> REQUIREMENTS
Filter the listing below, copying every line in which the word "image" appears.

> RECORD LIST
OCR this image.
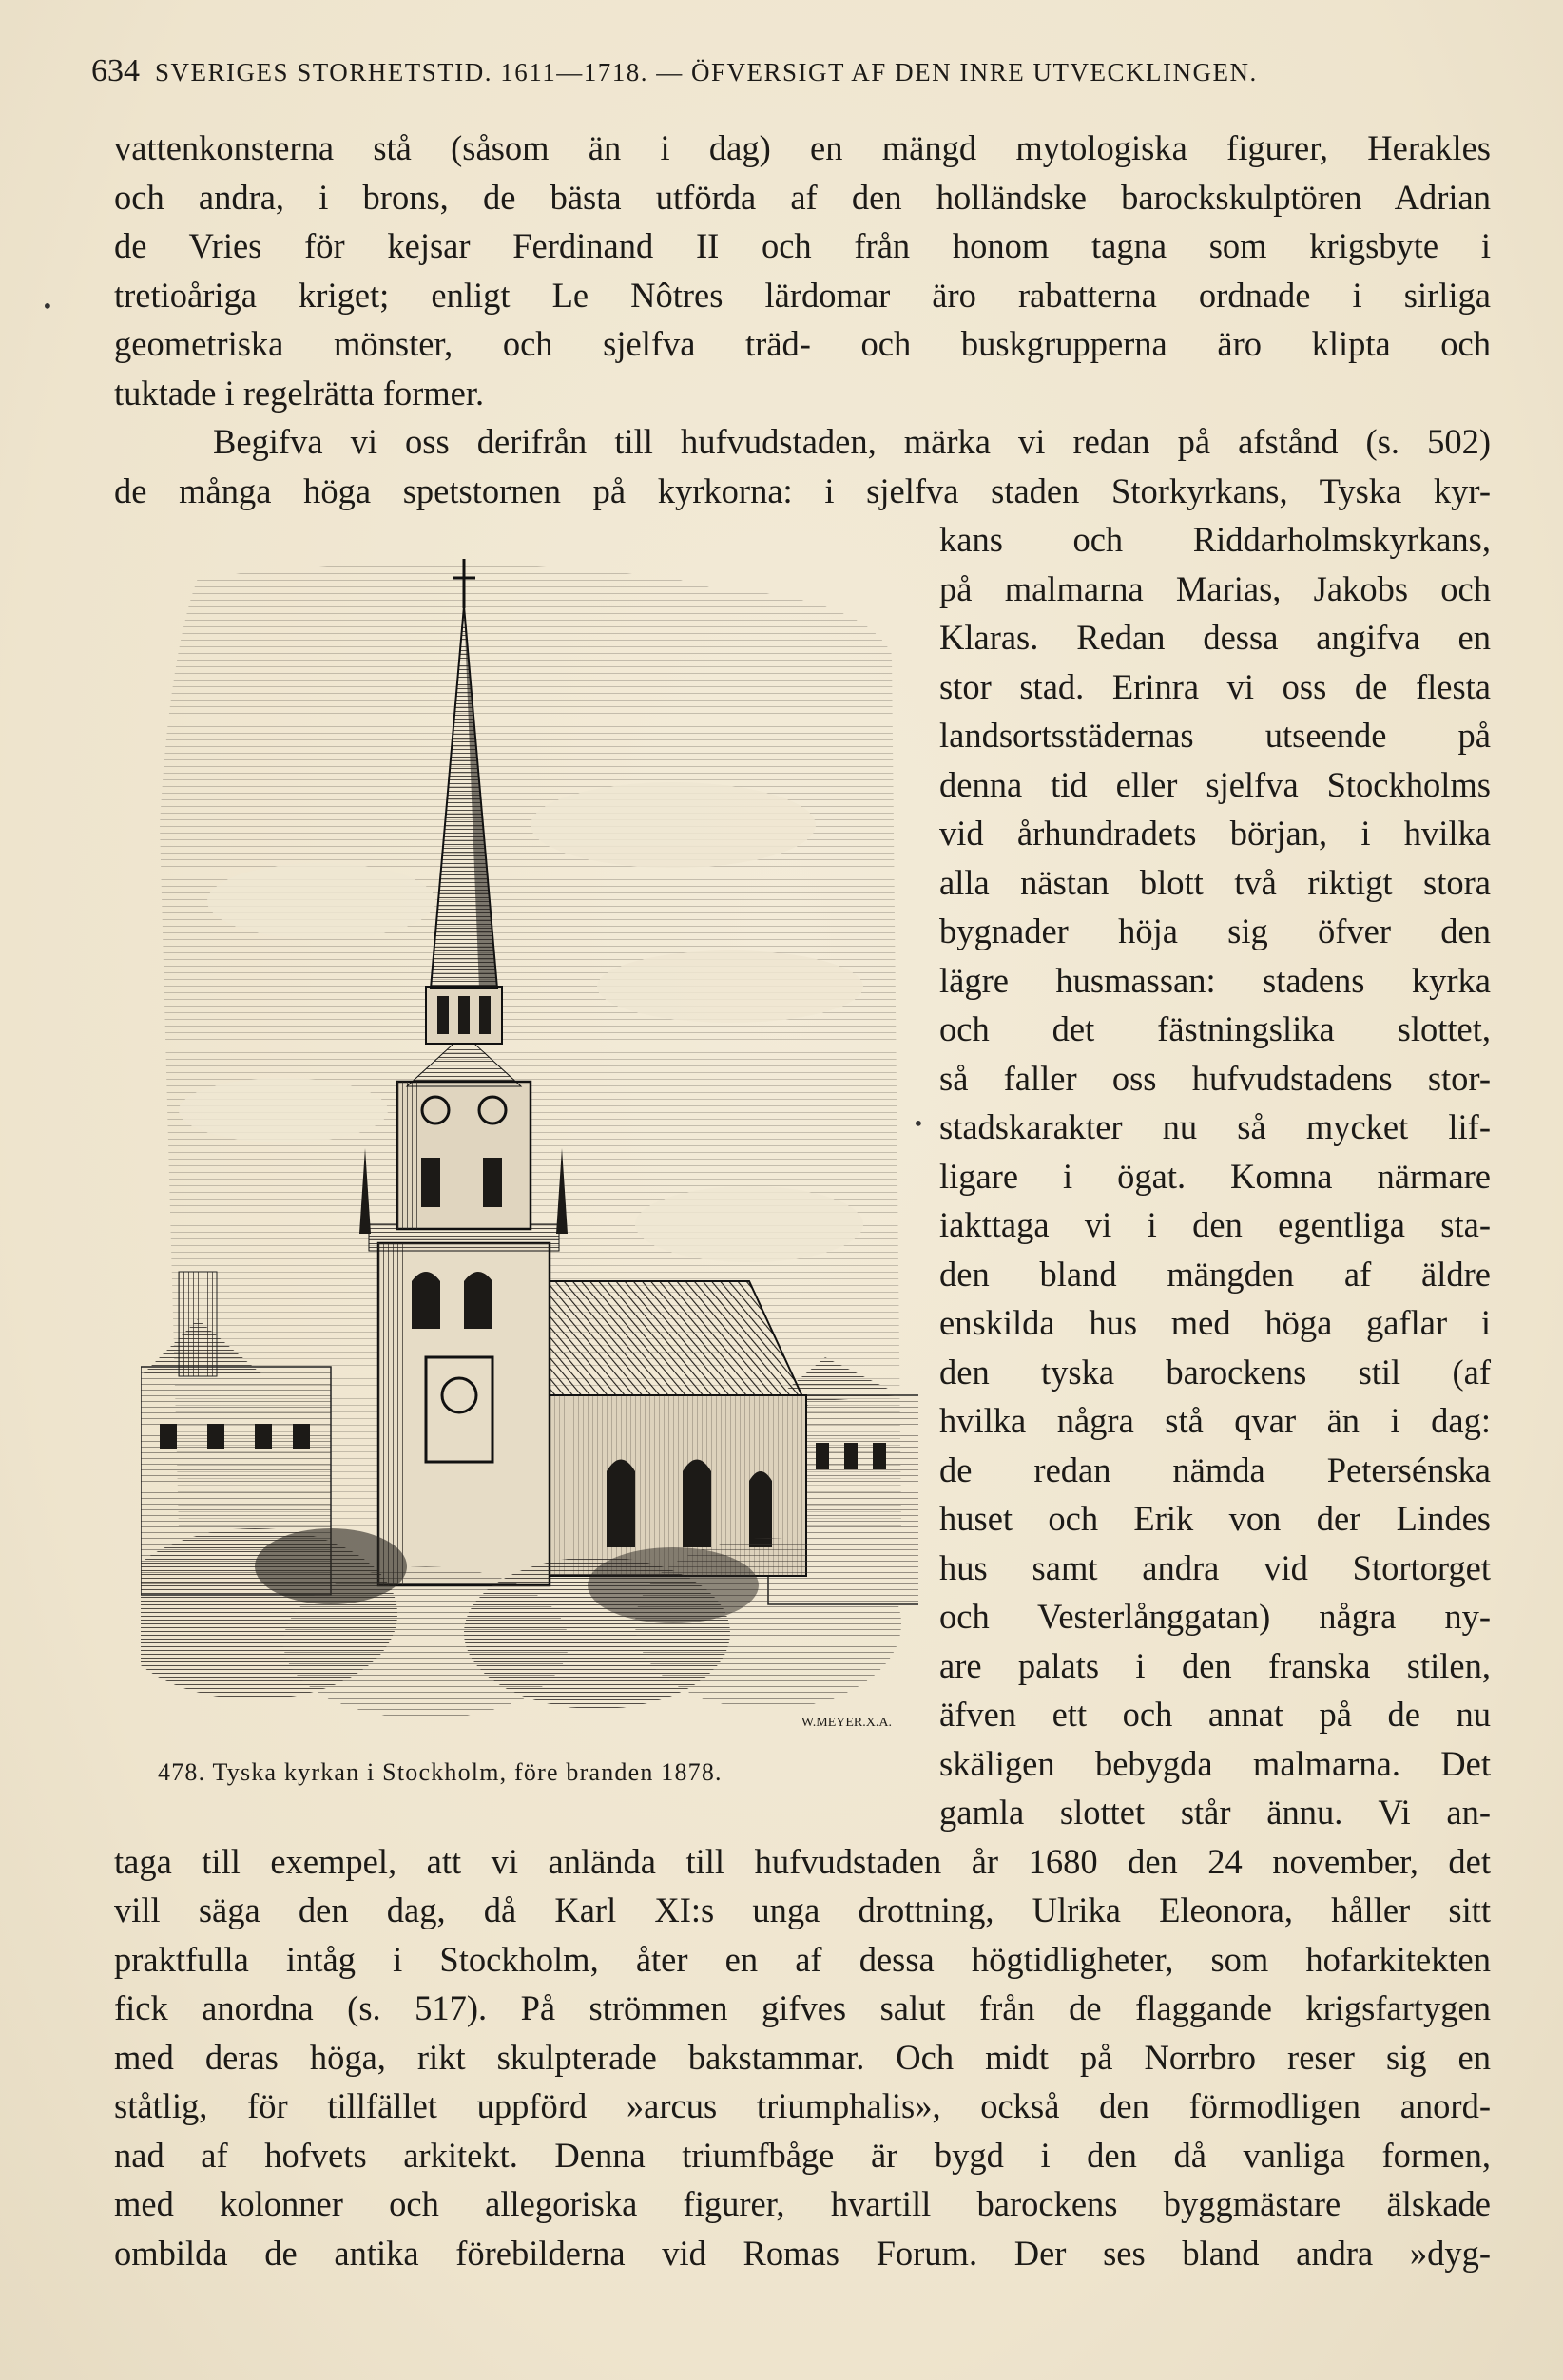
634 SVERIGES STORHETSTID. 1611—1718. — ÖFVERSIGT AF DEN INRE UTVECKLINGEN.
vattenkonsterna stå (såsom än i dag) en mängd mytologiska figurer, Herakles
och andra, i brons, de bästa utförda af den holländske barockskulptören Adrian
de Vries för kejsar Ferdinand II och från honom tagna som krigsbyte i
tretioåriga kriget; enligt Le Nôtres lärdomar äro rabatterna ordnade i sirliga
geometriska mönster, och sjelfva träd- och buskgrupperna äro klipta och
tuktade i regelrätta former.
Begifva vi oss derifrån till hufvudstaden, märka vi redan på afstånd (s. 502)
de många höga spetstornen på kyrkorna: i sjelfva staden Storkyrkans, Tyska kyr-
kans och Riddarholmskyrkans,
på malmarna Marias, Jakobs och
Klaras. Redan dessa angifva en
stor stad. Erinra vi oss de flesta
landsortsstädernas utseende på
denna tid eller sjelfva Stockholms
vid århundradets början, i hvilka
alla nästan blott två riktigt stora
bygnader höja sig öfver den
lägre husmassan: stadens kyrka
och det fästningslika slottet,
så faller oss hufvudstadens stor-
stadskarakter nu så mycket lif-
ligare i ögat. Komna närmare
iakttaga vi i den egentliga sta-
den bland mängden af äldre
enskilda hus med höga gaflar i
den tyska barockens stil (af
hvilka några stå qvar än i dag:
de redan nämda Petersénska
huset och Erik von der Lindes
hus samt andra vid Stortorget
och Vesterlånggatan) några ny-
are palats i den franska stilen,
äfven ett och annat på de nu
skäligen bebygda malmarna. Det
gamla slottet står ännu. Vi an-
taga till exempel, att vi anlända till hufvudstaden år 1680 den 24 november, det
vill säga den dag, då Karl XI:s unga drottning, Ulrika Eleonora, håller sitt
praktfulla intåg i Stockholm, åter en af dessa högtidligheter, som hofarkitekten
fick anordna (s. 517). På strömmen gifves salut från de flaggande krigsfartygen
med deras höga, rikt skulpterade bakstammar. Och midt på Norrbro reser sig en
ståtlig, för tillfället uppförd »arcus triumphalis», också den förmodligen anord-
nad af hofvets arkitekt. Denna triumfbåge är bygd i den då vanliga formen,
med kolonner och allegoriska figurer, hvartill barockens byggmästare älskade
ombilda de antika förebilderna vid Romas Forum. Der ses bland andra »dyg-
W.MEYER.X.A.
478. Tyska kyrkan i Stockholm, före branden 1878.
•
•
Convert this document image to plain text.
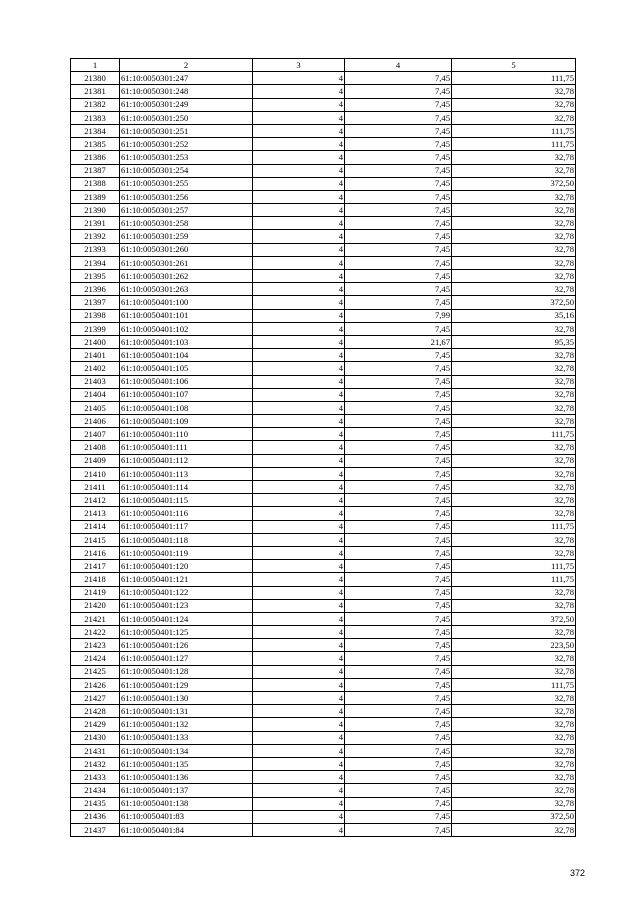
1	2	3	4	5
21380	61:10:0050301:247	4	7,45	111,75
21381	61:10:0050301:248	4	7,45	32,78
21382	61:10:0050301:249	4	7,45	32,78
21383	61:10:0050301:250	4	7,45	32,78
21384	61:10:0050301:251	4	7,45	111,75
21385	61:10:0050301:252	4	7,45	111,75
21386	61:10:0050301:253	4	7,45	32,78
21387	61:10:0050301:254	4	7,45	32,78
21388	61:10:0050301:255	4	7,45	372,50
21389	61:10:0050301:256	4	7,45	32,78
21390	61:10:0050301:257	4	7,45	32,78
21391	61:10:0050301:258	4	7,45	32,78
21392	61:10:0050301:259	4	7,45	32,78
21393	61:10:0050301:260	4	7,45	32,78
21394	61:10:0050301:261	4	7,45	32,78
21395	61:10:0050301:262	4	7,45	32,78
21396	61:10:0050301:263	4	7,45	32,78
21397	61:10:0050401:100	4	7,45	372,50
21398	61:10:0050401:101	4	7,99	35,16
21399	61:10:0050401:102	4	7,45	32,78
21400	61:10:0050401:103	4	21,67	95,35
21401	61:10:0050401:104	4	7,45	32,78
21402	61:10:0050401:105	4	7,45	32,78
21403	61:10:0050401:106	4	7,45	32,78
21404	61:10:0050401:107	4	7,45	32,78
21405	61:10:0050401:108	4	7,45	32,78
21406	61:10:0050401:109	4	7,45	32,78
21407	61:10:0050401:110	4	7,45	111,75
21408	61:10:0050401:111	4	7,45	32,78
21409	61:10:0050401:112	4	7,45	32,78
21410	61:10:0050401:113	4	7,45	32,78
21411	61:10:0050401:114	4	7,45	32,78
21412	61:10:0050401:115	4	7,45	32,78
21413	61:10:0050401:116	4	7,45	32,78
21414	61:10:0050401:117	4	7,45	111,75
21415	61:10:0050401:118	4	7,45	32,78
21416	61:10:0050401:119	4	7,45	32,78
21417	61:10:0050401:120	4	7,45	111,75
21418	61:10:0050401:121	4	7,45	111,75
21419	61:10:0050401:122	4	7,45	32,78
21420	61:10:0050401:123	4	7,45	32,78
21421	61:10:0050401:124	4	7,45	372,50
21422	61:10:0050401:125	4	7,45	32,78
21423	61:10:0050401:126	4	7,45	223,50
21424	61:10:0050401:127	4	7,45	32,78
21425	61:10:0050401:128	4	7,45	32,78
21426	61:10:0050401:129	4	7,45	111,75
21427	61:10:0050401:130	4	7,45	32,78
21428	61:10:0050401:131	4	7,45	32,78
21429	61:10:0050401:132	4	7,45	32,78
21430	61:10:0050401:133	4	7,45	32,78
21431	61:10:0050401:134	4	7,45	32,78
21432	61:10:0050401:135	4	7,45	32,78
21433	61:10:0050401:136	4	7,45	32,78
21434	61:10:0050401:137	4	7,45	32,78
21435	61:10:0050401:138	4	7,45	32,78
21436	61:10:0050401:83	4	7,45	372,50
21437	61:10:0050401:84	4	7,45	32,78
372
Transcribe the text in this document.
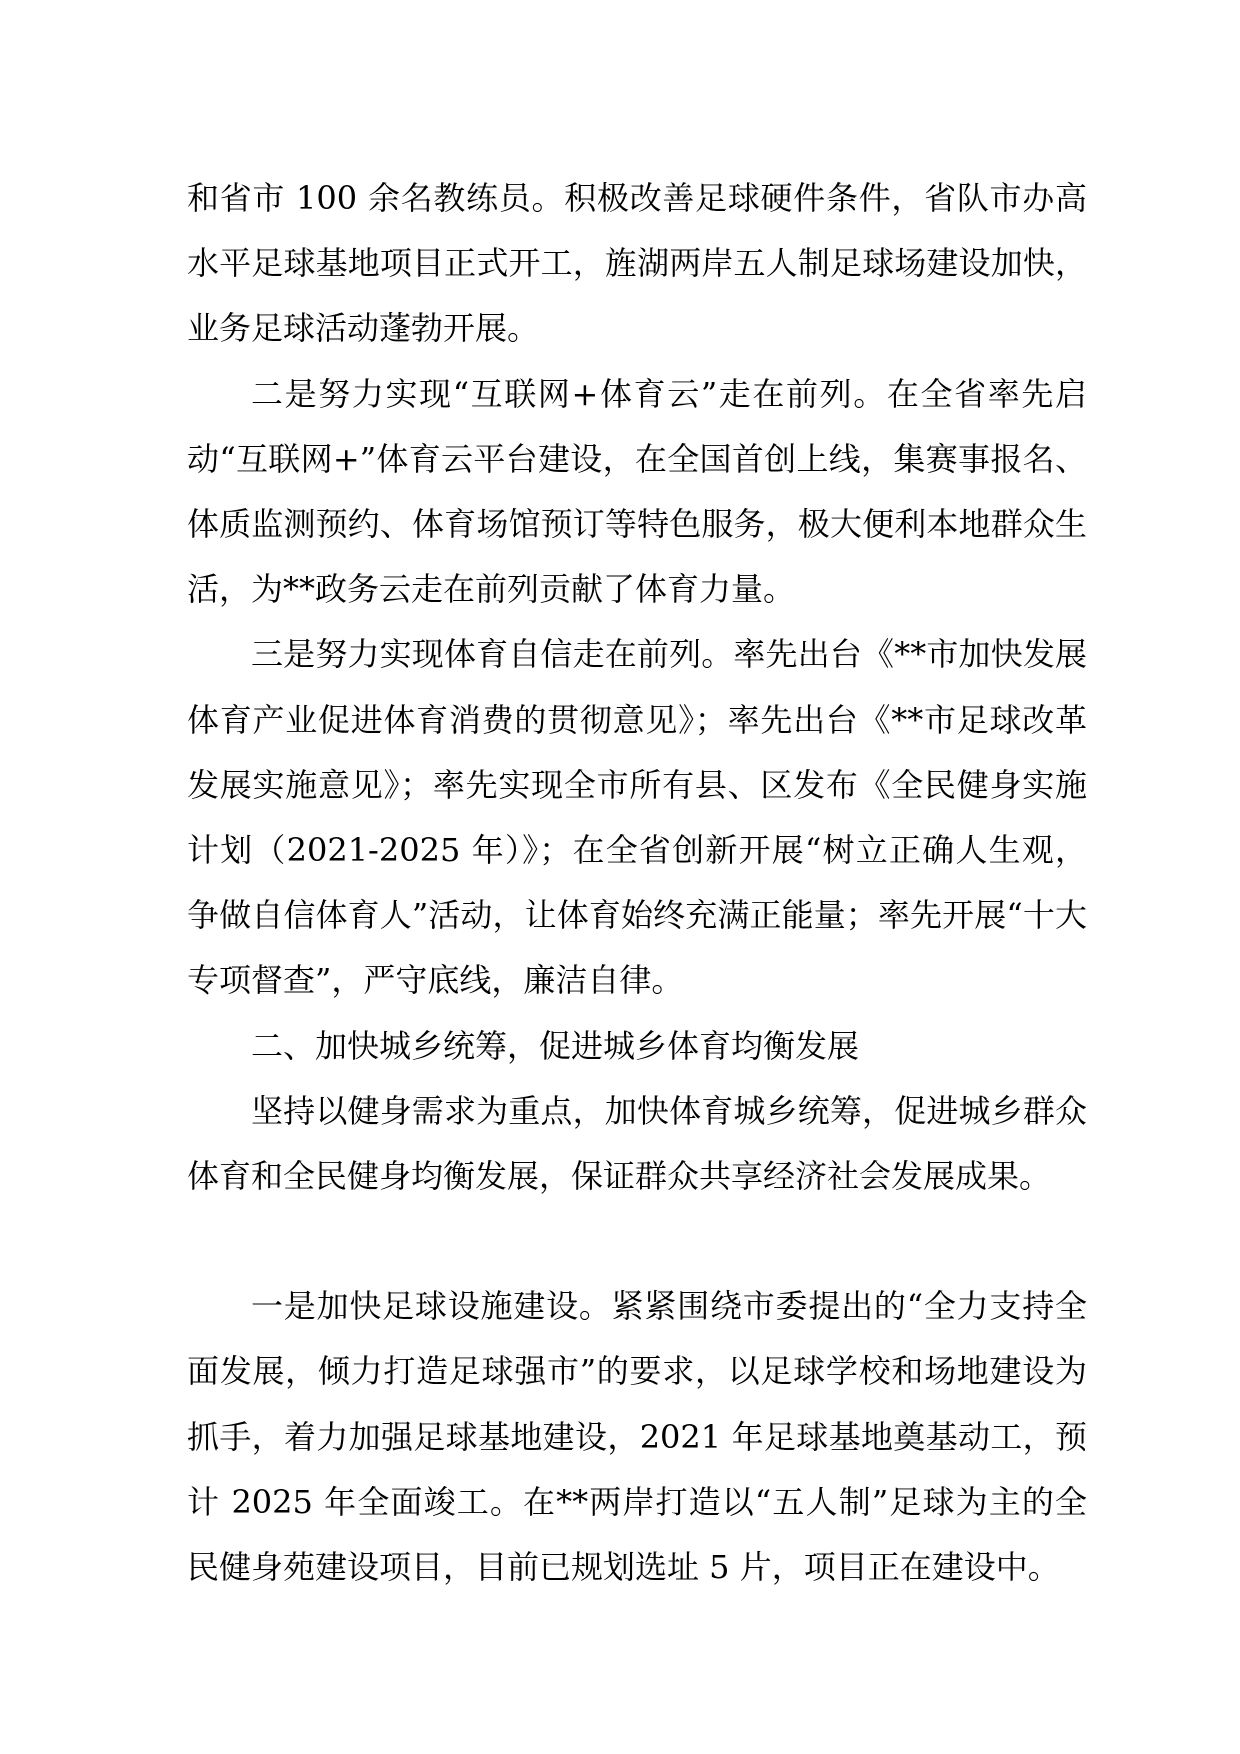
和省市 100 余名教练员。积极改善足球硬件条件，省队市办高水平足球基地项目正式开工，旌湖两岸五人制足球场建设加快，业务足球活动蓬勃开展。

二是努力实现“互联网+体育云”走在前列。在全省率先启动“互联网+”体育云平台建设，在全国首创上线，集赛事报名、体质监测预约、体育场馆预订等特色服务，极大便利本地群众生活，为**政务云走在前列贡献了体育力量。

三是努力实现体育自信走在前列。率先出台《**市加快发展体育产业促进体育消费的贯彻意见》；率先出台《**市足球改革发展实施意见》；率先实现全市所有县、区发布《全民健身实施计划（2021-2025 年）》；在全省创新开展“树立正确人生观，争做自信体育人”活动，让体育始终充满正能量；率先开展“十大专项督查”，严守底线，廉洁自律。

二、加快城乡统筹，促进城乡体育均衡发展

坚持以健身需求为重点，加快体育城乡统筹，促进城乡群众体育和全民健身均衡发展，保证群众共享经济社会发展成果。

一是加快足球设施建设。紧紧围绕市委提出的“全力支持全面发展，倾力打造足球强市”的要求，以足球学校和场地建设为抓手，着力加强足球基地建设，2021 年足球基地奠基动工，预计 2025 年全面竣工。在**两岸打造以“五人制”足球为主的全民健身苑建设项目，目前已规划选址 5 片，项目正在建设中。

> COMPLETE RESPONSE
OCR this image.
Convert this document image to plain text.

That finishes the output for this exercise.